EXERCISE TASK – All records are to be retyped faithfully and completely.

##### RAW DATA #####

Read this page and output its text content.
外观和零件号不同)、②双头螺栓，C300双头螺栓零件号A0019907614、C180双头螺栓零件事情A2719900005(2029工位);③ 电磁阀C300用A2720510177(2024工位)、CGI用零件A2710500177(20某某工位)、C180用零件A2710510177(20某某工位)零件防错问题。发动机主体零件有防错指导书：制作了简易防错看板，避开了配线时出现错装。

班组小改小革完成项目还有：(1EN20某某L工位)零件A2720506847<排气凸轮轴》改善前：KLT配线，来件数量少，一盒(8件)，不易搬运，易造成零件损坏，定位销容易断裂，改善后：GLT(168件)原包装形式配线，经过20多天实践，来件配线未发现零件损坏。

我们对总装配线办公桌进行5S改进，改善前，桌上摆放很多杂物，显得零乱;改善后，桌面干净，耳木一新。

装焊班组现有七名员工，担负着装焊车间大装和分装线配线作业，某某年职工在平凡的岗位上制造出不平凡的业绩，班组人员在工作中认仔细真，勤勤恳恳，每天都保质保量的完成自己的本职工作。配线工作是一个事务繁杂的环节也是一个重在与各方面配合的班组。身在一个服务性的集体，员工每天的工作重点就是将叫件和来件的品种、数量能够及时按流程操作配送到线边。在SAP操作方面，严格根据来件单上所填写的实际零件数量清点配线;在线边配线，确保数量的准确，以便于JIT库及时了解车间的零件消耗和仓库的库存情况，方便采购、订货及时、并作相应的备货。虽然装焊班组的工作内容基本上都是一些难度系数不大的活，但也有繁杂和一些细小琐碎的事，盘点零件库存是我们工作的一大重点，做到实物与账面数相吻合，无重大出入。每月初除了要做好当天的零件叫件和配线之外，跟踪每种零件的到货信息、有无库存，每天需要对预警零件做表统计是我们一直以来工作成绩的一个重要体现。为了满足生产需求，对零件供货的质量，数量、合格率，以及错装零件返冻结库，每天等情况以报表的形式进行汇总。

#####

TASK RESPONSE –
Read this page and output its text content.
外观和零件号不同)、②双头螺栓，C300双头螺栓零件号A0019907614、C180双头螺栓零件事情A2719900005(2029工位);③ 电磁阀C300用A2720510177(2024工位)、CGI用零件A2710500177(20某某工位)、C180用零件A2710510177(20某某工位)零件防错问题。发动机主体零件有防错指导书：制作了简易防错看板，避开了配线时出现错装。

班组小改小革完成项目还有：(1EN20某某L工位)零件A2720506847<排气凸轮轴》改善前：KLT配线，来件数量少，一盒(8件)，不易搬运，易造成零件损坏，定位销容易断裂，改善后：GLT(168件)原包装形式配线，经过20多天实践，来件配线未发现零件损坏。

我们对总装配线办公桌进行5S改进，改善前，桌上摆放很多杂物，显得零乱;改善后，桌面干净，耳木一新。

装焊班组现有七名员工，担负着装焊车间大装和分装线配线作业，某某年职工在平凡的岗位上制造出不平凡的业绩，班组人员在工作中认仔细真，勤勤恳恳，每天都保质保量的完成自己的本职工作。配线工作是一个事务繁杂的环节也是一个重在与各方面配合的班组。身在一个服务性的集体，员工每天的工作重点就是将叫件和来件的品种、数量能够及时按流程操作配送到线边。在SAP操作方面，严格根据来件单上所填写的实际零件数量清点配线;在线边配线，确保数量的准确，以便于JIT库及时了解车间的零件消耗和仓库的库存情况，方便采购、订货及时、并作相应的备货。虽然装焊班组的工作内容基本上都是一些难度系数不大的活，但也有繁杂和一些细小琐碎的事，盘点零件库存是我们工作的一大重点，做到实物与账面数相吻合，无重大出入。每月初除了要做好当天的零件叫件和配线之外，跟踪每种零件的到货信息、有无库存，每天需要对预警零件做表统计是我们一直以来工作成绩的一个重要体现。为了满足生产需求，对零件供货的质量，数量、合格率，以及错装零件返冻结库，每天等情况以报表的形式进行汇总。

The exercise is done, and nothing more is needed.